== Exercise materials ==

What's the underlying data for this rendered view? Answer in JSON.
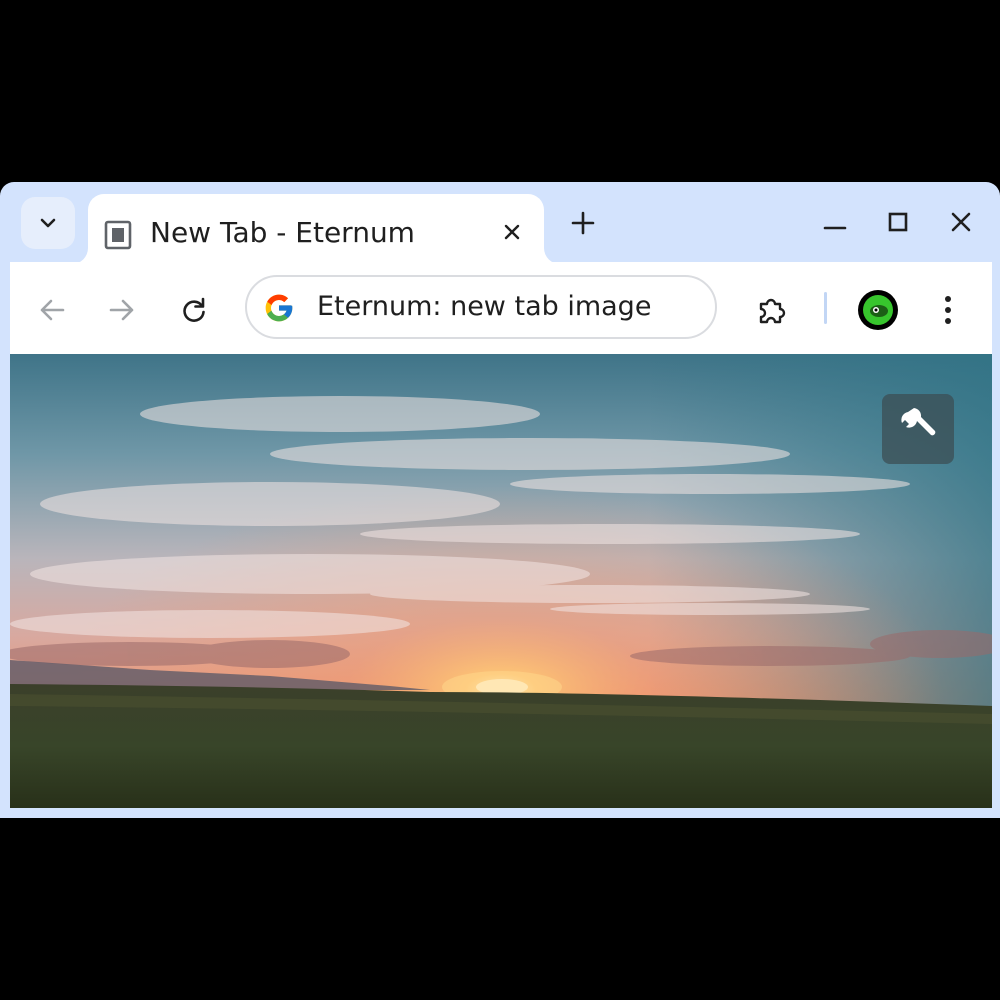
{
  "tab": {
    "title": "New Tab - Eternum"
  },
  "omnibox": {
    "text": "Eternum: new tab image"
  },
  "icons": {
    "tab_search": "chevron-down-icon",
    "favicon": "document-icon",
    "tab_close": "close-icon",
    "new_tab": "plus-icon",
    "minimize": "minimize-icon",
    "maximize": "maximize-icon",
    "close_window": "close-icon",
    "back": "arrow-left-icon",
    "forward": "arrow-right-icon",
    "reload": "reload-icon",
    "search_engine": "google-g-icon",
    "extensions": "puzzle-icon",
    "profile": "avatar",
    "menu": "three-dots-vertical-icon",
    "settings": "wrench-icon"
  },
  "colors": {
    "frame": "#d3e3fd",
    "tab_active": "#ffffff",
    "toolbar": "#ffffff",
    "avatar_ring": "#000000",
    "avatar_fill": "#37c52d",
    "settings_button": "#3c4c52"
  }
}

==

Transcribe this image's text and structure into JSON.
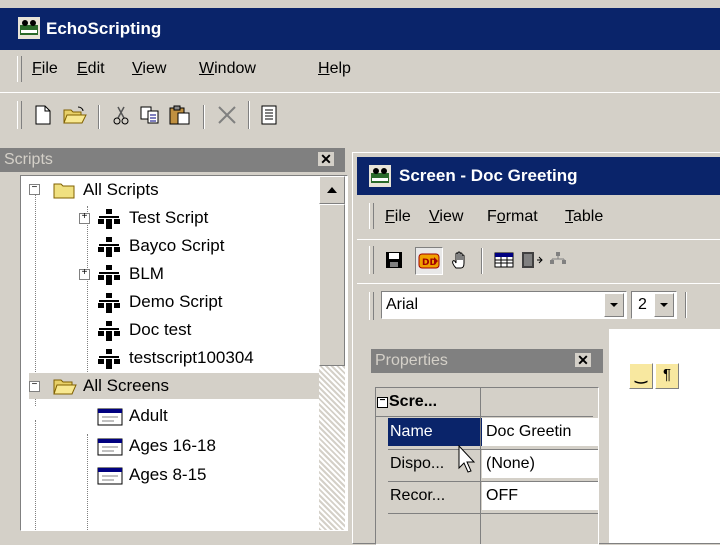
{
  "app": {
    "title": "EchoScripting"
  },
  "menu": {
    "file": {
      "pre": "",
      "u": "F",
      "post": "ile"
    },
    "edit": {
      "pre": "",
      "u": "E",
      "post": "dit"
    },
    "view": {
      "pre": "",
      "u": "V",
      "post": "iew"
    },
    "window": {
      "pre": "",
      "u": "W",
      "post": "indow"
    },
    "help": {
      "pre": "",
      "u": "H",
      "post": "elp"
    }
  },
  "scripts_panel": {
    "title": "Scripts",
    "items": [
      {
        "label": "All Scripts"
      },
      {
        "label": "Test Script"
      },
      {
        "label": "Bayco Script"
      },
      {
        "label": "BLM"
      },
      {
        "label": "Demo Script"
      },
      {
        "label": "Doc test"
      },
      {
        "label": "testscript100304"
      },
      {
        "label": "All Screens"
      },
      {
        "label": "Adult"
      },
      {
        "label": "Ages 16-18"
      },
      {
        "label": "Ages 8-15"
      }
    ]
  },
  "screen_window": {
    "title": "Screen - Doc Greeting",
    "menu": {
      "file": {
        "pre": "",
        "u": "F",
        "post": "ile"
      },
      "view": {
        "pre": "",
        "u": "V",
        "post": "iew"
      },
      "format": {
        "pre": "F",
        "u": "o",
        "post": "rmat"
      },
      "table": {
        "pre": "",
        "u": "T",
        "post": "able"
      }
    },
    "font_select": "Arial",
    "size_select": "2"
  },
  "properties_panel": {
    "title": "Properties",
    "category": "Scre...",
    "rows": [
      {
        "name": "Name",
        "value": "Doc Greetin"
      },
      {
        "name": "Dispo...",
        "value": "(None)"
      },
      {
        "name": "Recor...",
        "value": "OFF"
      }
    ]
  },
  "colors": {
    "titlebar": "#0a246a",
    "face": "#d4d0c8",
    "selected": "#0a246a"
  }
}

== Brief ==
Copy every line from the records above that contains the word "value".

== Exercise solution ==
        "value": "Doc Greetin"
        "value": "(None)"
        "value": "OFF"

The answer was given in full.